### Task to complete
Nothing in the data should change when you return it, but leave the pictures out.

### Data provided
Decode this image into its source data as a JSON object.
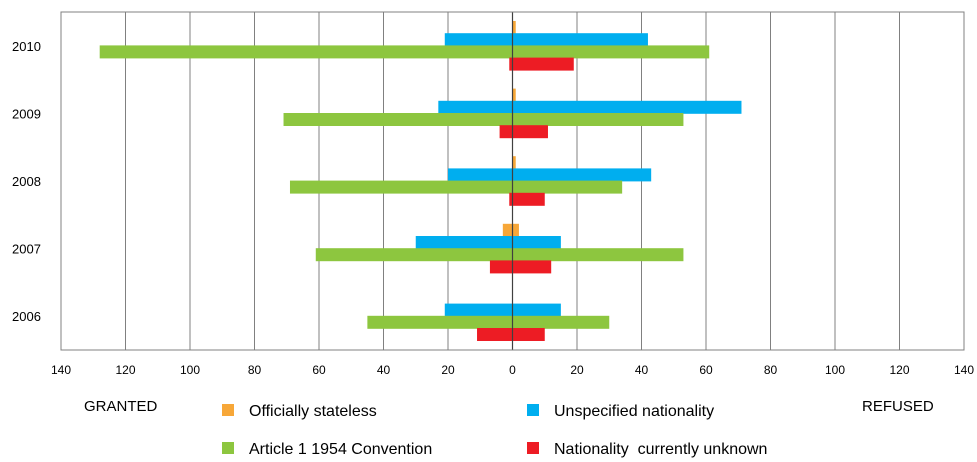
{
  "chart_data": {
    "type": "bar",
    "orientation": "horizontal-diverging",
    "categories": [
      "2010",
      "2009",
      "2008",
      "2007",
      "2006"
    ],
    "side_labels": {
      "left": "GRANTED",
      "right": "REFUSED"
    },
    "xlim": [
      -140,
      140
    ],
    "x_ticks": [
      -140,
      -120,
      -100,
      -80,
      -60,
      -40,
      -20,
      0,
      20,
      40,
      60,
      80,
      100,
      120,
      140
    ],
    "x_tick_labels": [
      "140",
      "120",
      "100",
      "80",
      "60",
      "40",
      "20",
      "0",
      "20",
      "40",
      "60",
      "80",
      "100",
      "120",
      "140"
    ],
    "grid": "vertical",
    "legend_position": "bottom",
    "series": [
      {
        "name": "Officially stateless",
        "color": "#F7A738",
        "granted": [
          0,
          0,
          0,
          3,
          0
        ],
        "refused": [
          1,
          1,
          1,
          2,
          0
        ]
      },
      {
        "name": "Unspecified nationality",
        "color": "#00AEEF",
        "granted": [
          21,
          23,
          20,
          30,
          21
        ],
        "refused": [
          42,
          71,
          43,
          15,
          15
        ]
      },
      {
        "name": "Article 1 1954 Convention",
        "color": "#8DC63F",
        "granted": [
          128,
          71,
          69,
          61,
          45
        ],
        "refused": [
          61,
          53,
          34,
          53,
          30
        ]
      },
      {
        "name": "Nationality  currently unknown",
        "color": "#ED1C24",
        "granted": [
          1,
          4,
          1,
          7,
          11
        ],
        "refused": [
          19,
          11,
          10,
          12,
          10
        ]
      }
    ]
  }
}
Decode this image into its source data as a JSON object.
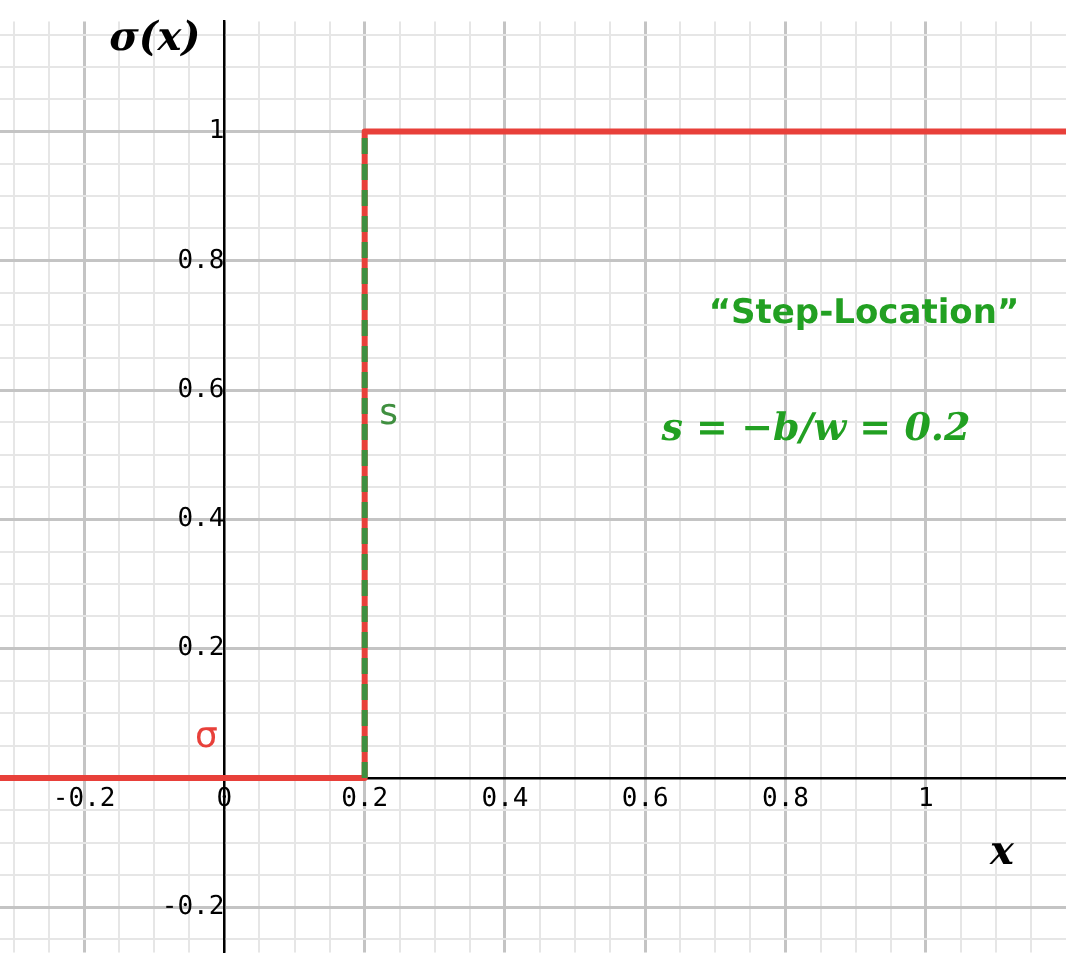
{
  "chart_data": {
    "type": "line",
    "xlabel": "x",
    "ylabel": "σ(x)",
    "series": [
      {
        "name": "σ",
        "color": "#e8403a",
        "x": [
          -0.32,
          0.2,
          0.2,
          1.2
        ],
        "values": [
          0,
          0,
          1,
          1
        ],
        "line_style": "solid"
      },
      {
        "name": "s",
        "color": "#3f8f3f",
        "x": [
          0.2,
          0.2
        ],
        "values": [
          0,
          1
        ],
        "line_style": "dashed"
      }
    ],
    "xlim": [
      -0.32,
      1.2
    ],
    "ylim": [
      -0.27,
      1.17
    ],
    "xticks": [
      {
        "value": -0.3,
        "label": null
      },
      {
        "value": -0.25,
        "label": null
      },
      {
        "value": -0.2,
        "label": "-0.2"
      },
      {
        "value": -0.15,
        "label": null
      },
      {
        "value": -0.1,
        "label": null
      },
      {
        "value": -0.05,
        "label": null
      },
      0,
      {
        "value": 0.05,
        "label": null
      },
      {
        "value": 0.1,
        "label": null
      },
      {
        "value": 0.15,
        "label": null
      },
      0.2,
      {
        "value": 0.25,
        "label": null
      },
      {
        "value": 0.3,
        "label": null
      },
      {
        "value": 0.35,
        "label": null
      },
      0.4,
      {
        "value": 0.45,
        "label": null
      },
      {
        "value": 0.5,
        "label": null
      },
      {
        "value": 0.55,
        "label": null
      },
      0.6,
      {
        "value": 0.65,
        "label": null
      },
      {
        "value": 0.7,
        "label": null
      },
      {
        "value": 0.75,
        "label": null
      },
      0.8,
      {
        "value": 0.85,
        "label": null
      },
      {
        "value": 0.9,
        "label": null
      },
      {
        "value": 0.95,
        "label": null
      },
      1,
      {
        "value": 1.05,
        "label": null
      },
      {
        "value": 1.1,
        "label": null
      },
      {
        "value": 1.15,
        "label": null
      }
    ],
    "yticks": [
      {
        "value": -0.25,
        "label": null
      },
      {
        "value": -0.2,
        "label": "-0.2"
      },
      {
        "value": -0.15,
        "label": null
      },
      {
        "value": -0.1,
        "label": null
      },
      {
        "value": -0.05,
        "label": null
      },
      {
        "value": 0,
        "label": null
      },
      {
        "value": 0.05,
        "label": null
      },
      {
        "value": 0.1,
        "label": null
      },
      {
        "value": 0.15,
        "label": null
      },
      0.2,
      {
        "value": 0.25,
        "label": null
      },
      {
        "value": 0.3,
        "label": null
      },
      {
        "value": 0.35,
        "label": null
      },
      0.4,
      {
        "value": 0.45,
        "label": null
      },
      {
        "value": 0.5,
        "label": null
      },
      {
        "value": 0.55,
        "label": null
      },
      0.6,
      {
        "value": 0.65,
        "label": null
      },
      {
        "value": 0.7,
        "label": null
      },
      {
        "value": 0.75,
        "label": null
      },
      0.8,
      {
        "value": 0.85,
        "label": null
      },
      {
        "value": 0.9,
        "label": null
      },
      {
        "value": 0.95,
        "label": null
      },
      1,
      {
        "value": 1.05,
        "label": null
      },
      {
        "value": 1.1,
        "label": null
      },
      {
        "value": 1.15,
        "label": null
      }
    ],
    "grid": true,
    "legend": false,
    "annotations": [
      "“Step-Location”",
      "s = −b/w = 0.2"
    ]
  }
}
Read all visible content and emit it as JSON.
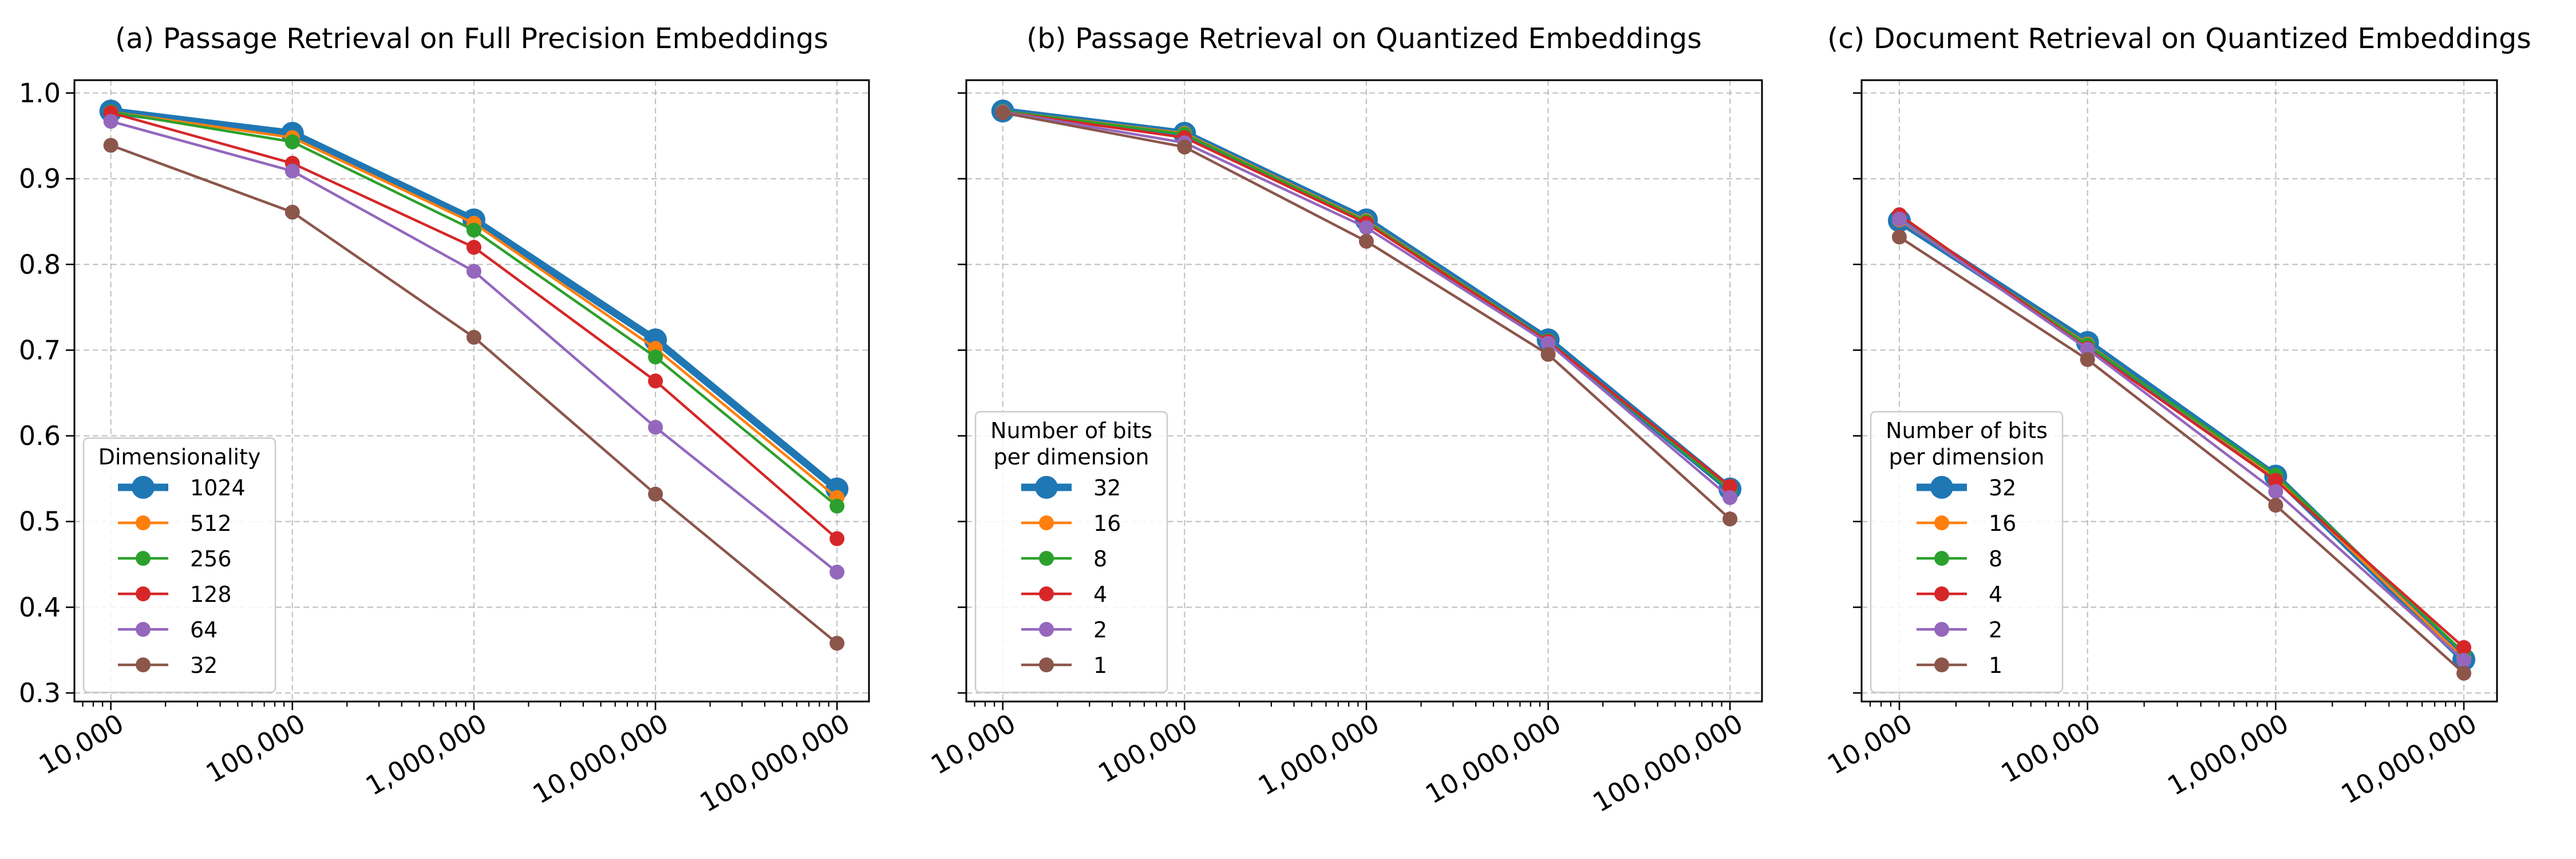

### Problem solution
Decode this image into its source data as a JSON object.
{
  "chart_data": {
    "type": "bar",
    "orientation": "horizontal-diverging",
    "categories": [
      "2010",
      "2009",
      "2008",
      "2007",
      "2006"
    ],
    "side_labels": {
      "left": "GRANTED",
      "right": "REFUSED"
    },
    "xlim": [
      -140,
      140
    ],
    "x_ticks": [
      -140,
      -120,
      -100,
      -80,
      -60,
      -40,
      -20,
      0,
      20,
      40,
      60,
      80,
      100,
      120,
      140
    ],
    "x_tick_labels": [
      "140",
      "120",
      "100",
      "80",
      "60",
      "40",
      "20",
      "0",
      "20",
      "40",
      "60",
      "80",
      "100",
      "120",
      "140"
    ],
    "grid": "vertical",
    "legend_position": "bottom",
    "series": [
      {
        "name": "Officially stateless",
        "color": "#F7A738",
        "granted": [
          0,
          0,
          0,
          3,
          0
        ],
        "refused": [
          1,
          1,
          1,
          2,
          0
        ]
      },
      {
        "name": "Unspecified nationality",
        "color": "#00AEEF",
        "granted": [
          21,
          23,
          20,
          30,
          21
        ],
        "refused": [
          42,
          71,
          43,
          15,
          15
        ]
      },
      {
        "name": "Article 1 1954 Convention",
        "color": "#8DC63F",
        "granted": [
          128,
          71,
          69,
          61,
          45
        ],
        "refused": [
          61,
          53,
          34,
          53,
          30
        ]
      },
      {
        "name": "Nationality  currently unknown",
        "color": "#ED1C24",
        "granted": [
          1,
          4,
          1,
          7,
          11
        ],
        "refused": [
          19,
          11,
          10,
          12,
          10
        ]
      }
    ]
  }
}
Decode this image into its source data as a JSON object.
{
  "chart_data": {
    "type": "line",
    "xlabel": "x",
    "ylabel": "σ(x)",
    "series": [
      {
        "name": "σ",
        "color": "#e8403a",
        "x": [
          -0.32,
          0.2,
          0.2,
          1.2
        ],
        "values": [
          0,
          0,
          1,
          1
        ],
        "line_style": "solid"
      },
      {
        "name": "s",
        "color": "#3f8f3f",
        "x": [
          0.2,
          0.2
        ],
        "values": [
          0,
          1
        ],
        "line_style": "dashed"
      }
    ],
    "xlim": [
      -0.32,
      1.2
    ],
    "ylim": [
      -0.27,
      1.17
    ],
    "xticks": [
      {
        "value": -0.3,
        "label": null
      },
      {
        "value": -0.25,
        "label": null
      },
      {
        "value": -0.2,
        "label": "-0.2"
      },
      {
        "value": -0.15,
        "label": null
      },
      {
        "value": -0.1,
        "label": null
      },
      {
        "value": -0.05,
        "label": null
      },
      0,
      {
        "value": 0.05,
        "label": null
      },
      {
        "value": 0.1,
        "label": null
      },
      {
        "value": 0.15,
        "label": null
      },
      0.2,
      {
        "value": 0.25,
        "label": null
      },
      {
        "value": 0.3,
        "label": null
      },
      {
        "value": 0.35,
        "label": null
      },
      0.4,
      {
        "value": 0.45,
        "label": null
      },
      {
        "value": 0.5,
        "label": null
      },
      {
        "value": 0.55,
        "label": null
      },
      0.6,
      {
        "value": 0.65,
        "label": null
      },
      {
        "value": 0.7,
        "label": null
      },
      {
        "value": 0.75,
        "label": null
      },
      0.8,
      {
        "value": 0.85,
        "label": null
      },
      {
        "value": 0.9,
        "label": null
      },
      {
        "value": 0.95,
        "label": null
      },
      1,
      {
        "value": 1.05,
        "label": null
      },
      {
        "value": 1.1,
        "label": null
      },
      {
        "value": 1.15,
        "label": null
      }
    ],
    "yticks": [
      {
        "value": -0.25,
        "label": null
      },
      {
        "value": -0.2,
        "label": "-0.2"
      },
      {
        "value": -0.15,
        "label": null
      },
      {
        "value": -0.1,
        "label": null
      },
      {
        "value": -0.05,
        "label": null
      },
      {
        "value": 0,
        "label": null
      },
      {
        "value": 0.05,
        "label": null
      },
      {
        "value": 0.1,
        "label": null
      },
      {
        "value": 0.15,
        "label": null
      },
      0.2,
      {
        "value": 0.25,
        "label": null
      },
      {
        "value": 0.3,
        "label": null
      },
      {
        "value": 0.35,
        "label": null
      },
      0.4,
      {
        "value": 0.45,
        "label": null
      },
      {
        "value": 0.5,
        "label": null
      },
      {
        "value": 0.55,
        "label": null
      },
      0.6,
      {
        "value": 0.65,
        "label": null
      },
      {
        "value": 0.7,
        "label": null
      },
      {
        "value": 0.75,
        "label": null
      },
      0.8,
      {
        "value": 0.85,
        "label": null
      },
      {
        "value": 0.9,
        "label": null
      },
      {
        "value": 0.95,
        "label": null
      },
      1,
      {
        "value": 1.05,
        "label": null
      },
      {
        "value": 1.1,
        "label": null
      },
      {
        "value": 1.15,
        "label": null
      }
    ],
    "grid": true,
    "legend": false,
    "annotations": [
      "“Step-Location”",
      "s = −b/w = 0.2"
    ]
  }
}
Read all visible content and emit it as JSON.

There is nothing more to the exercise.